Job:
Locate and copy all lines bearing the word "calf".

Supplied material:

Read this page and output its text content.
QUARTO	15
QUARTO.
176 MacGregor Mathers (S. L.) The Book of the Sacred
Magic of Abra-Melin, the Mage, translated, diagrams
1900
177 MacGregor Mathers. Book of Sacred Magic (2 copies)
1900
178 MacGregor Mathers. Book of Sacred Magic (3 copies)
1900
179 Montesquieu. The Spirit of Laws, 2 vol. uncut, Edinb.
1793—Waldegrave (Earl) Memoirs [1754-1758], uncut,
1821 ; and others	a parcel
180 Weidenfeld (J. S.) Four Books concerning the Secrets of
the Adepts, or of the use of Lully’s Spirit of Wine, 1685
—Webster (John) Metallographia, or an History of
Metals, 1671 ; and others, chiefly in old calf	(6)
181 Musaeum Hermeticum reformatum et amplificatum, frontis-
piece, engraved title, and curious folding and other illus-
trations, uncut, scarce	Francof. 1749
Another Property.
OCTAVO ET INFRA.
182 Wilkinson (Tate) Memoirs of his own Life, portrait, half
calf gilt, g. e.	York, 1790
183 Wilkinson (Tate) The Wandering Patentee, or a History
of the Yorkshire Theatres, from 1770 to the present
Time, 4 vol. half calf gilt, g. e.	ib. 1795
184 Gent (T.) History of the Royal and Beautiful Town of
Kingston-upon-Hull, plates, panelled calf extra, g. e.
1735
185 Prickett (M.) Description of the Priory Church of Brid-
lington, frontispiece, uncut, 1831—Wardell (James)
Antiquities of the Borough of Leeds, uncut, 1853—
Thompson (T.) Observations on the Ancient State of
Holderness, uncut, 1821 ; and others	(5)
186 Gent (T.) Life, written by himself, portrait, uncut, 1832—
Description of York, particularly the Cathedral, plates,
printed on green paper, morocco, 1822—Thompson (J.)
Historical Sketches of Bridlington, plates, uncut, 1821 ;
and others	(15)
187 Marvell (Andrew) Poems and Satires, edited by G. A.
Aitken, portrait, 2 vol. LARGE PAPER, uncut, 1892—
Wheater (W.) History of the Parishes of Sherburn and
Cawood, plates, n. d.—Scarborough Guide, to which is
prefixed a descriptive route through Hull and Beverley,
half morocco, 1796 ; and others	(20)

Reply to the task:
Metals, 1671 ; and others, chiefly in old calf	(6)
calf gilt, g. e.	York, 1790
Time, 4 vol. half calf gilt, g. e.	ib. 1795
Kingston-upon-Hull, plates, panelled calf extra, g. e.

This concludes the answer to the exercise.